**Dataset content**:
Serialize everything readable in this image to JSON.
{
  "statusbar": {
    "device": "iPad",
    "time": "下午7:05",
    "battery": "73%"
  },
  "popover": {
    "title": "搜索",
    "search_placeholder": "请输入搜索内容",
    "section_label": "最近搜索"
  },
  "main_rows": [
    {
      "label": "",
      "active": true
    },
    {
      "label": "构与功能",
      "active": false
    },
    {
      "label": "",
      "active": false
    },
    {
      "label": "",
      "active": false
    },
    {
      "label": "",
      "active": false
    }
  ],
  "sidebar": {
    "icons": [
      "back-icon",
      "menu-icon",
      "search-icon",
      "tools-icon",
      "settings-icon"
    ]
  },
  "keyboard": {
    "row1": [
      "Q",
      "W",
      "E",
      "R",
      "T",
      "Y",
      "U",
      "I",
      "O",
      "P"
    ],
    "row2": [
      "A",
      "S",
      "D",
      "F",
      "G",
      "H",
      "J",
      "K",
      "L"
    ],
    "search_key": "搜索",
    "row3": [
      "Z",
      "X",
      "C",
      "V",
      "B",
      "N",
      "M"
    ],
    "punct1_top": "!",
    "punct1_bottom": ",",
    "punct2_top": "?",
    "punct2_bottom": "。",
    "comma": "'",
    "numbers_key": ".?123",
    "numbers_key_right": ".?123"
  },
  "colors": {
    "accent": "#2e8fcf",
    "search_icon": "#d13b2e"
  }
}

--

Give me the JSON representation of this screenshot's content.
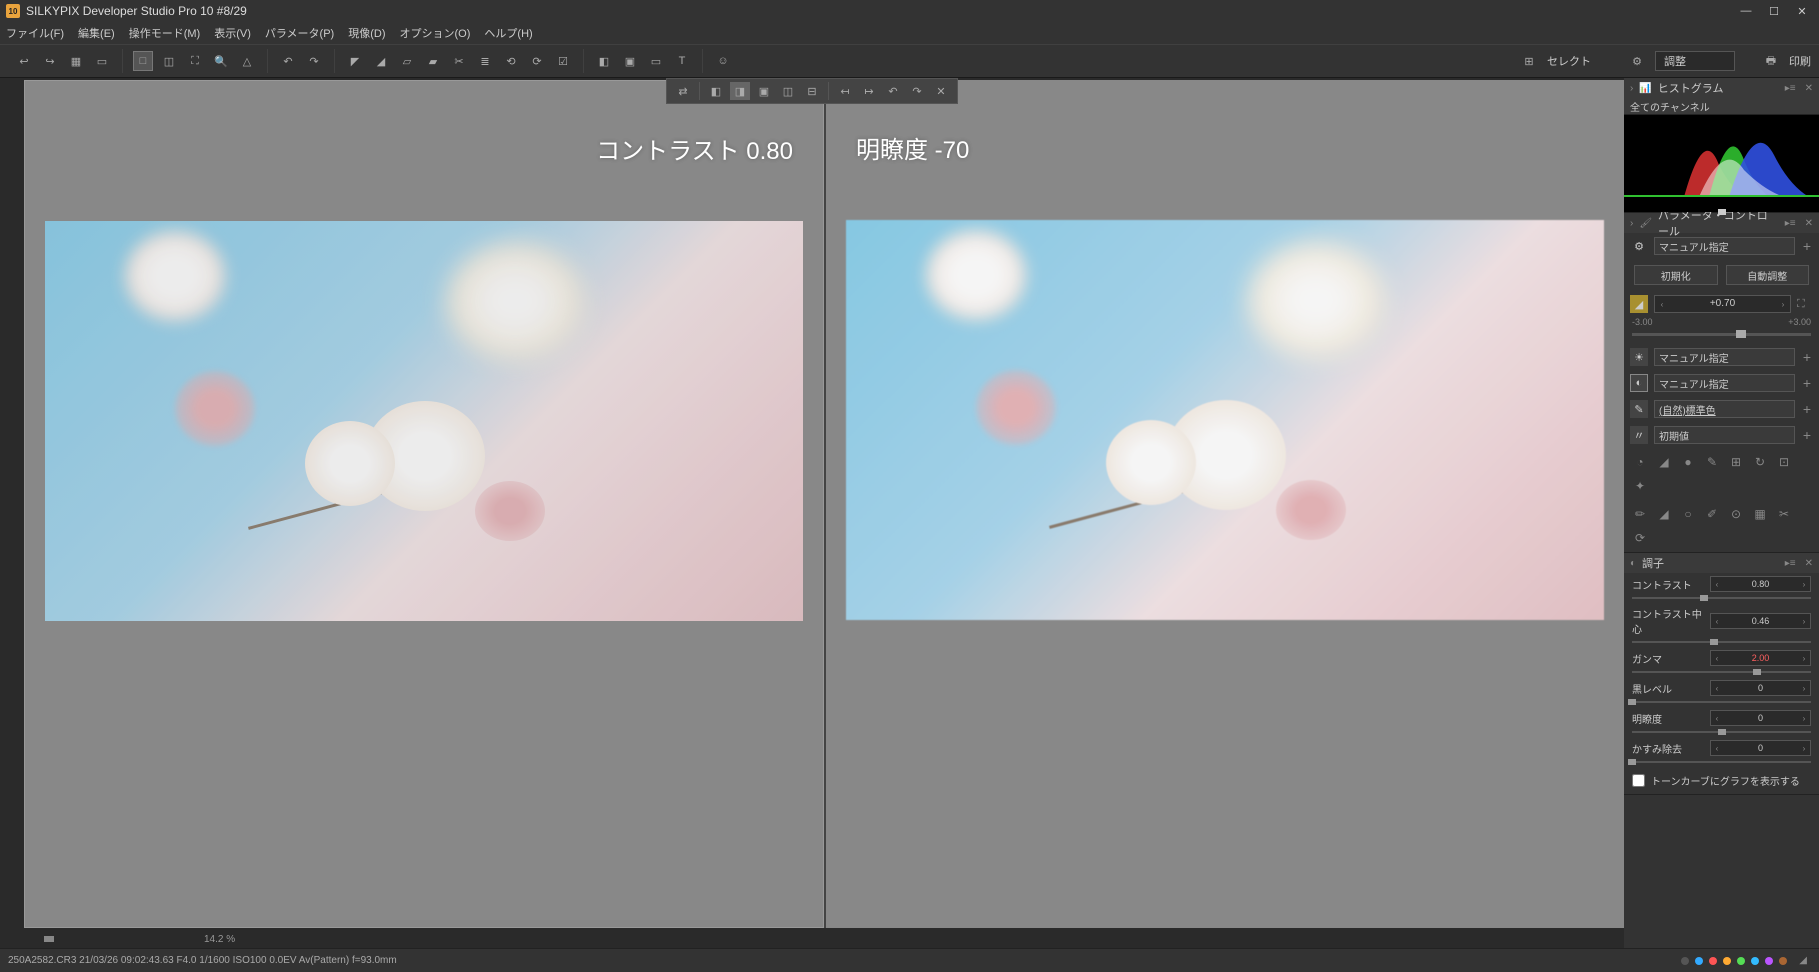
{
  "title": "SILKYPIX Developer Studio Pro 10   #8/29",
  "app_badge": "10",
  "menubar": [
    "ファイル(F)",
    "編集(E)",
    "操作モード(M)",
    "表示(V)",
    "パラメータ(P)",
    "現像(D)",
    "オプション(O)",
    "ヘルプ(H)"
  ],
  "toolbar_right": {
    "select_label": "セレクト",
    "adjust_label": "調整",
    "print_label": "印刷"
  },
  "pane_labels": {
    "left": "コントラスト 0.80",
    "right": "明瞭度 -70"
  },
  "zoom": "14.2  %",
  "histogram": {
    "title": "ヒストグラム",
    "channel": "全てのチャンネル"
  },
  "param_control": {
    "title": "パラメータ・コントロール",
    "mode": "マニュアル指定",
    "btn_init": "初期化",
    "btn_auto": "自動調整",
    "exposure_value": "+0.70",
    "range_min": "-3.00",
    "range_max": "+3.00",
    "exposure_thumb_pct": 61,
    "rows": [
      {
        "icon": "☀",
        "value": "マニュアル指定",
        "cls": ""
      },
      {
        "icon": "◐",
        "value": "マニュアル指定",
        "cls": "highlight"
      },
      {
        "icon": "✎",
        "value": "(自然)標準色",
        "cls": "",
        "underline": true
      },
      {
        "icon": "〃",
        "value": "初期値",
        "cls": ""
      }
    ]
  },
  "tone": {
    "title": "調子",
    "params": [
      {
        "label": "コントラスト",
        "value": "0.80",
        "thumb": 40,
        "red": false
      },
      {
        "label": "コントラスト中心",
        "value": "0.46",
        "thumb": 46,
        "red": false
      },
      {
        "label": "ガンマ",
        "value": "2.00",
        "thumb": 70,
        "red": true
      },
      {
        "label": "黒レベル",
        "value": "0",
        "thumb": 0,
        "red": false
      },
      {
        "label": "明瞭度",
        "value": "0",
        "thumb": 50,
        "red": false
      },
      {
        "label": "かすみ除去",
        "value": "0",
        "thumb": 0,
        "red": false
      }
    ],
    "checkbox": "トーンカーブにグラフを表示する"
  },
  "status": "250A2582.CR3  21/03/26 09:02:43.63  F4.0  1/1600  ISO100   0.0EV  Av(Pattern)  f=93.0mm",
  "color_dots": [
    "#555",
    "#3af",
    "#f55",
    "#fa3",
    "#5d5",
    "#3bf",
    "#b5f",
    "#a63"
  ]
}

--

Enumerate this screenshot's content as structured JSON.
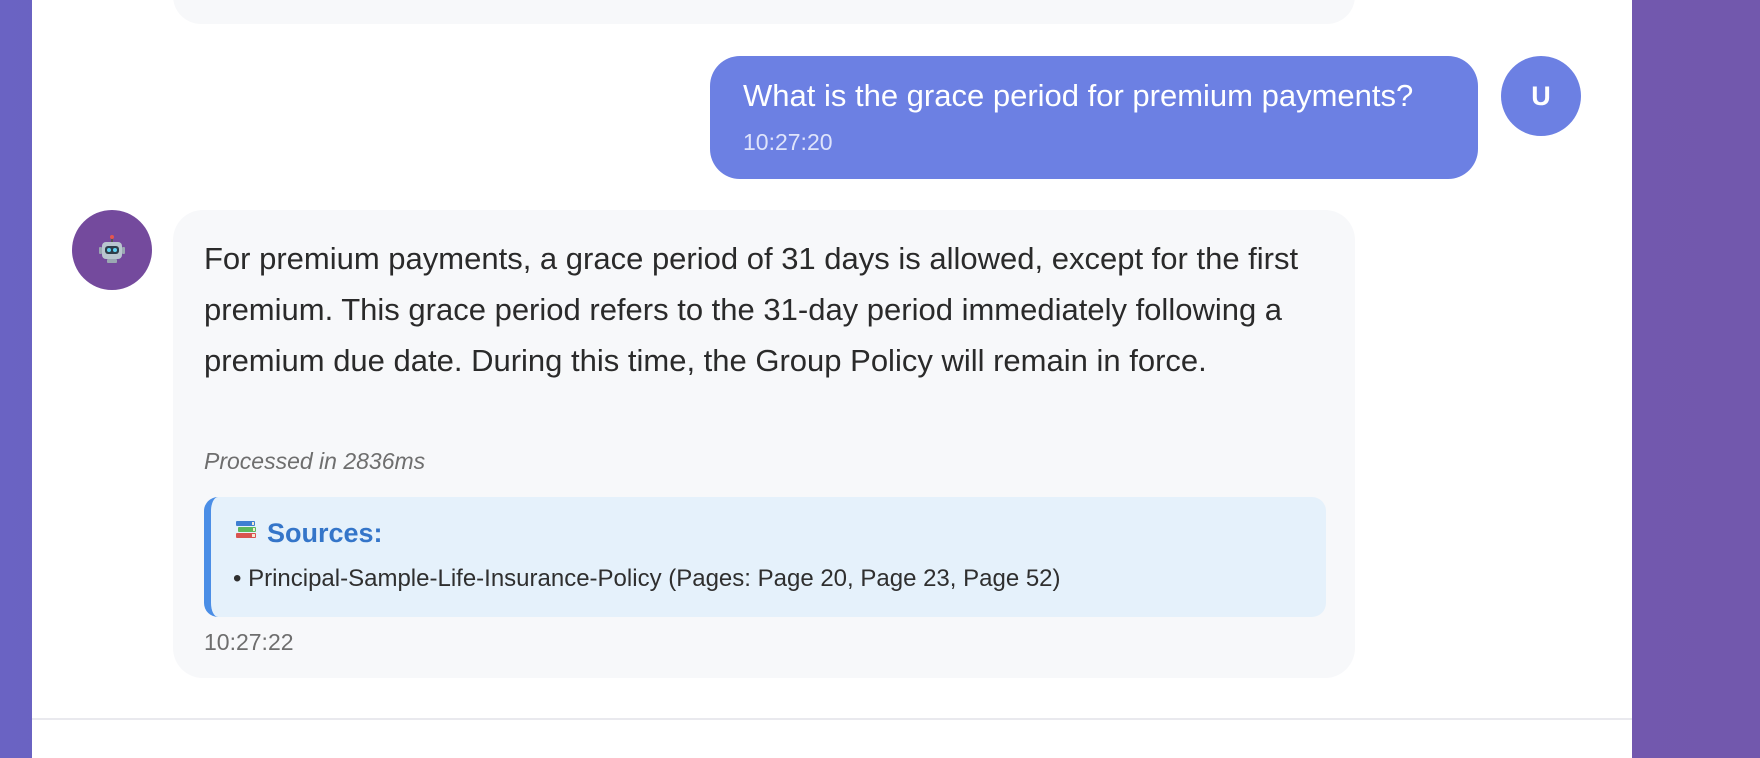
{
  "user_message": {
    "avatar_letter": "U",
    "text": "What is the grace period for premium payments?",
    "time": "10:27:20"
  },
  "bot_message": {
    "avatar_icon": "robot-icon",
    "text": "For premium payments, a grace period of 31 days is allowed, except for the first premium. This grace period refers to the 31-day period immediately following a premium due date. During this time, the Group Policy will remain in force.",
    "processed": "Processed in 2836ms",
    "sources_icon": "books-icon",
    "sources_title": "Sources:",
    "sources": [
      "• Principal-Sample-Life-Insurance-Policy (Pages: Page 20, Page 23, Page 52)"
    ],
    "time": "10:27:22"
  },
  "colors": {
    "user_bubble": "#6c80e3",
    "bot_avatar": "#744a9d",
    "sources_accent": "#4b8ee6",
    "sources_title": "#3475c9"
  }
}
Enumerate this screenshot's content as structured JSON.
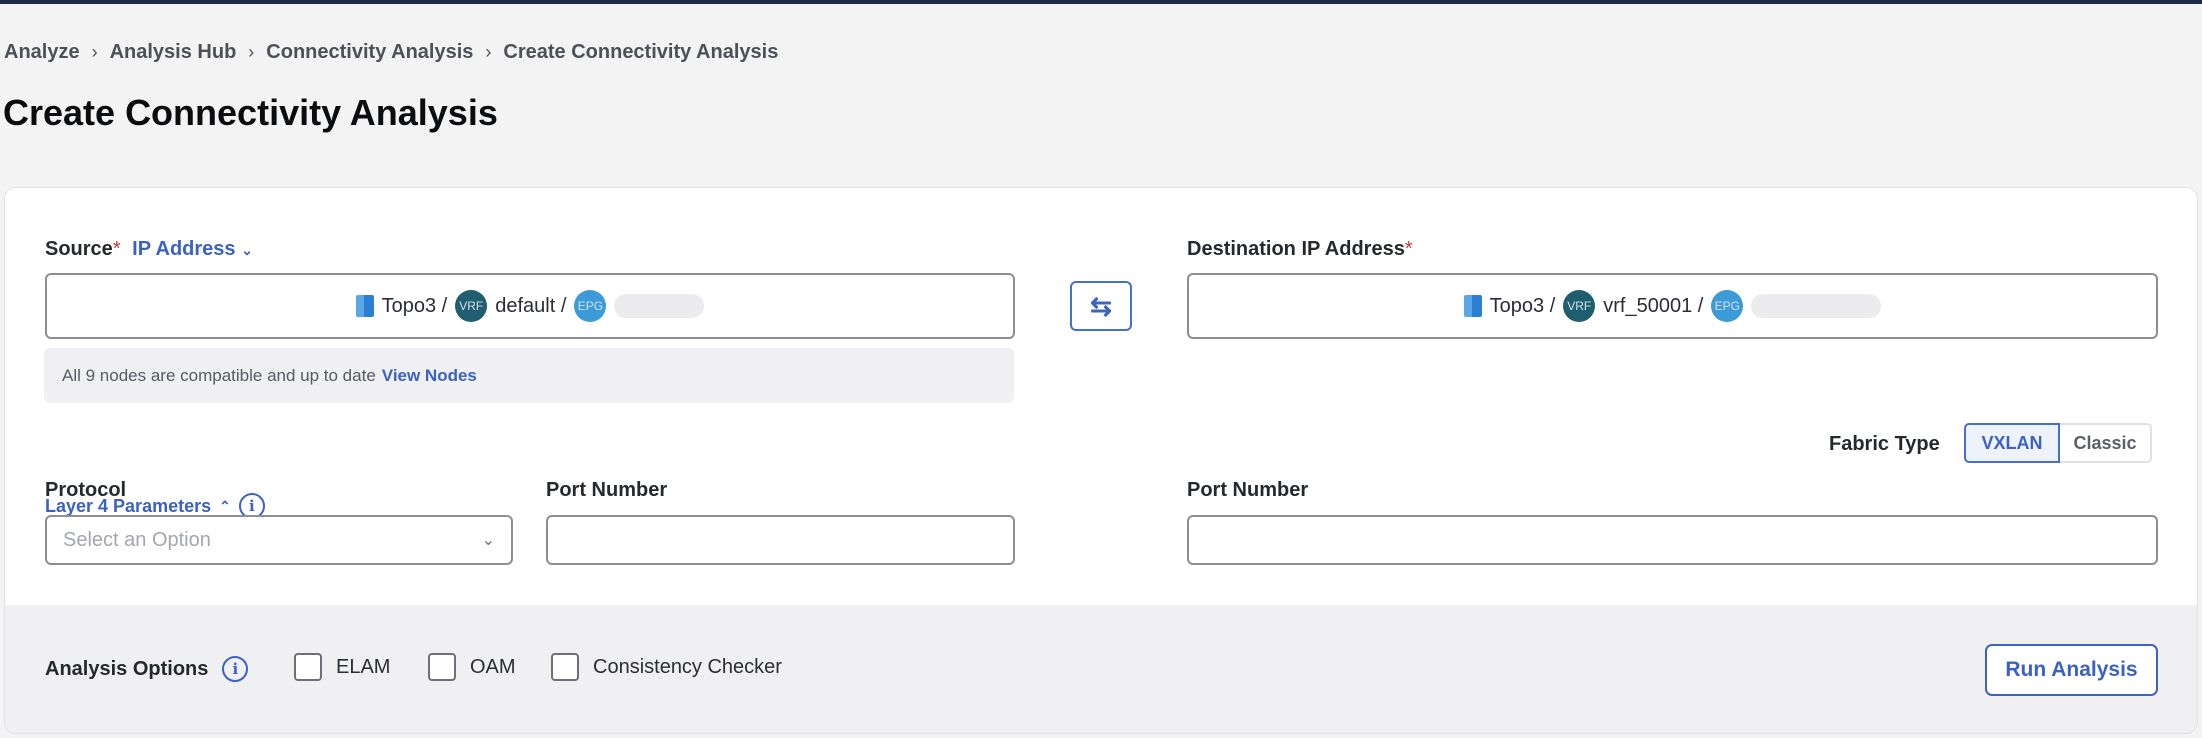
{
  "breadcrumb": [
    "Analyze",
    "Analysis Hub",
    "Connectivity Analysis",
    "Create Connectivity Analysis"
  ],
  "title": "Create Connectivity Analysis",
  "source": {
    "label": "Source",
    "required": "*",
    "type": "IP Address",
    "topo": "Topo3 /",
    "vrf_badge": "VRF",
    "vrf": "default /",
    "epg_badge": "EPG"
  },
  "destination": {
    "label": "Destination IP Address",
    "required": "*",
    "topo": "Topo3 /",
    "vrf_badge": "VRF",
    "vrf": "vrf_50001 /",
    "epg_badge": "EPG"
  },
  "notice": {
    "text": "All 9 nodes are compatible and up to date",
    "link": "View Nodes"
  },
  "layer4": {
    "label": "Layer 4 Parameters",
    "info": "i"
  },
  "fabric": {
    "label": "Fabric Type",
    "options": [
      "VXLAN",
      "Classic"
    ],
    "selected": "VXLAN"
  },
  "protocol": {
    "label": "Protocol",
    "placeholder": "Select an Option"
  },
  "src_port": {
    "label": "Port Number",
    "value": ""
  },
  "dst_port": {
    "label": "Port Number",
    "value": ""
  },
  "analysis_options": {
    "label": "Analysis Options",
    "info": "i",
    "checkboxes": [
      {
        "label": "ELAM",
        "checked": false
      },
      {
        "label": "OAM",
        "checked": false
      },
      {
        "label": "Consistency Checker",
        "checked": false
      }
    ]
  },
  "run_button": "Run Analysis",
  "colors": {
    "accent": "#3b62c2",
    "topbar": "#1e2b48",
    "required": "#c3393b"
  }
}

**Task goal**: Of the lines above, how many include the word "Address"? Reply with the number alone.

**Solution for this problem**: 2